►

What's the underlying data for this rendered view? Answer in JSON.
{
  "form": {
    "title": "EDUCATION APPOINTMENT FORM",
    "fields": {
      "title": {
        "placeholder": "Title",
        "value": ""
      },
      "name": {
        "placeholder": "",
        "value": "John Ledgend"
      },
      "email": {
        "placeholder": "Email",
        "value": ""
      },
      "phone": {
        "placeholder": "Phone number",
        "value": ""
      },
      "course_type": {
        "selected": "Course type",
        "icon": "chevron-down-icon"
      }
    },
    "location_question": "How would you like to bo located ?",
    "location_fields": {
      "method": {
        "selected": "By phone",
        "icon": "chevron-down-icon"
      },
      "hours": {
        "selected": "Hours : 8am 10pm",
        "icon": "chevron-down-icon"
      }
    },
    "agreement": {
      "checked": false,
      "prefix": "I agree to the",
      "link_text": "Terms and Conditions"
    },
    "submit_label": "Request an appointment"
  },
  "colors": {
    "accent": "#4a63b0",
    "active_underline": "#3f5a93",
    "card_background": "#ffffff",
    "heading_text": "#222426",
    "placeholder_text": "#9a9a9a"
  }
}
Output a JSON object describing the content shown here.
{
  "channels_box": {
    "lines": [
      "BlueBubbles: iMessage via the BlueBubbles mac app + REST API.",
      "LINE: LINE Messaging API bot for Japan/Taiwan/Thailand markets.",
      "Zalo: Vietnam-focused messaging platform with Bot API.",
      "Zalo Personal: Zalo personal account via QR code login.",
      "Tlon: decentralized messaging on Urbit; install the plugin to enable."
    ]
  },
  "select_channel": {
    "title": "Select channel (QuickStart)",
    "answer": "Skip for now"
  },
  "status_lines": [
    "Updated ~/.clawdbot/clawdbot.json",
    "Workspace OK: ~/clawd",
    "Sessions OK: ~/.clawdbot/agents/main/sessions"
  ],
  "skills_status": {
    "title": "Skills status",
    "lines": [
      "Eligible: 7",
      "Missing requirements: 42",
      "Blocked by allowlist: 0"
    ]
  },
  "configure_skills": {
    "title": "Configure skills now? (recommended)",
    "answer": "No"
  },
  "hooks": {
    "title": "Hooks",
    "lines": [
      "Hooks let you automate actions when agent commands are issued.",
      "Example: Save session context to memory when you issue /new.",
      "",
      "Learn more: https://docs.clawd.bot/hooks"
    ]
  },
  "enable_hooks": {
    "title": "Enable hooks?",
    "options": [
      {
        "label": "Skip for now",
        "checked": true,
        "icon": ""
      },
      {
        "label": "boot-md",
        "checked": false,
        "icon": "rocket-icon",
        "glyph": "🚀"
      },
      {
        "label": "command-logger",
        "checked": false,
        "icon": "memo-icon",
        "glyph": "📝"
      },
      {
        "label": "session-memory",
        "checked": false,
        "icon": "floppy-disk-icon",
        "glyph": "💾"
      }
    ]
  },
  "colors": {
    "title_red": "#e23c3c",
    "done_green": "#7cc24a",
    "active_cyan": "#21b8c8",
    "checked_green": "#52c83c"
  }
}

◄

= Instructions for the task =
Quote the material exactly, leaving nothing out.

= Solution for this task =
What's the underlying data for this rendered view? Answer in JSON.
{
  "form": {
    "title": "EDUCATION APPOINTMENT FORM",
    "fields": {
      "title": {
        "placeholder": "Title",
        "value": ""
      },
      "name": {
        "placeholder": "",
        "value": "John Ledgend"
      },
      "email": {
        "placeholder": "Email",
        "value": ""
      },
      "phone": {
        "placeholder": "Phone number",
        "value": ""
      },
      "course_type": {
        "selected": "Course type",
        "icon": "chevron-down-icon"
      }
    },
    "location_question": "How would you like to bo located ?",
    "location_fields": {
      "method": {
        "selected": "By phone",
        "icon": "chevron-down-icon"
      },
      "hours": {
        "selected": "Hours : 8am 10pm",
        "icon": "chevron-down-icon"
      }
    },
    "agreement": {
      "checked": false,
      "prefix": "I agree to the",
      "link_text": "Terms and Conditions"
    },
    "submit_label": "Request an appointment"
  },
  "colors": {
    "accent": "#4a63b0",
    "active_underline": "#3f5a93",
    "card_background": "#ffffff",
    "heading_text": "#222426",
    "placeholder_text": "#9a9a9a"
  }
}
Output a JSON object describing the content shown here.
{
  "channels_box": {
    "lines": [
      "BlueBubbles: iMessage via the BlueBubbles mac app + REST API.",
      "LINE: LINE Messaging API bot for Japan/Taiwan/Thailand markets.",
      "Zalo: Vietnam-focused messaging platform with Bot API.",
      "Zalo Personal: Zalo personal account via QR code login.",
      "Tlon: decentralized messaging on Urbit; install the plugin to enable."
    ]
  },
  "select_channel": {
    "title": "Select channel (QuickStart)",
    "answer": "Skip for now"
  },
  "status_lines": [
    "Updated ~/.clawdbot/clawdbot.json",
    "Workspace OK: ~/clawd",
    "Sessions OK: ~/.clawdbot/agents/main/sessions"
  ],
  "skills_status": {
    "title": "Skills status",
    "lines": [
      "Eligible: 7",
      "Missing requirements: 42",
      "Blocked by allowlist: 0"
    ]
  },
  "configure_skills": {
    "title": "Configure skills now? (recommended)",
    "answer": "No"
  },
  "hooks": {
    "title": "Hooks",
    "lines": [
      "Hooks let you automate actions when agent commands are issued.",
      "Example: Save session context to memory when you issue /new.",
      "",
      "Learn more: https://docs.clawd.bot/hooks"
    ]
  },
  "enable_hooks": {
    "title": "Enable hooks?",
    "options": [
      {
        "label": "Skip for now",
        "checked": true,
        "icon": ""
      },
      {
        "label": "boot-md",
        "checked": false,
        "icon": "rocket-icon",
        "glyph": "🚀"
      },
      {
        "label": "command-logger",
        "checked": false,
        "icon": "memo-icon",
        "glyph": "📝"
      },
      {
        "label": "session-memory",
        "checked": false,
        "icon": "floppy-disk-icon",
        "glyph": "💾"
      }
    ]
  },
  "colors": {
    "title_red": "#e23c3c",
    "done_green": "#7cc24a",
    "active_cyan": "#21b8c8",
    "checked_green": "#52c83c"
  }
}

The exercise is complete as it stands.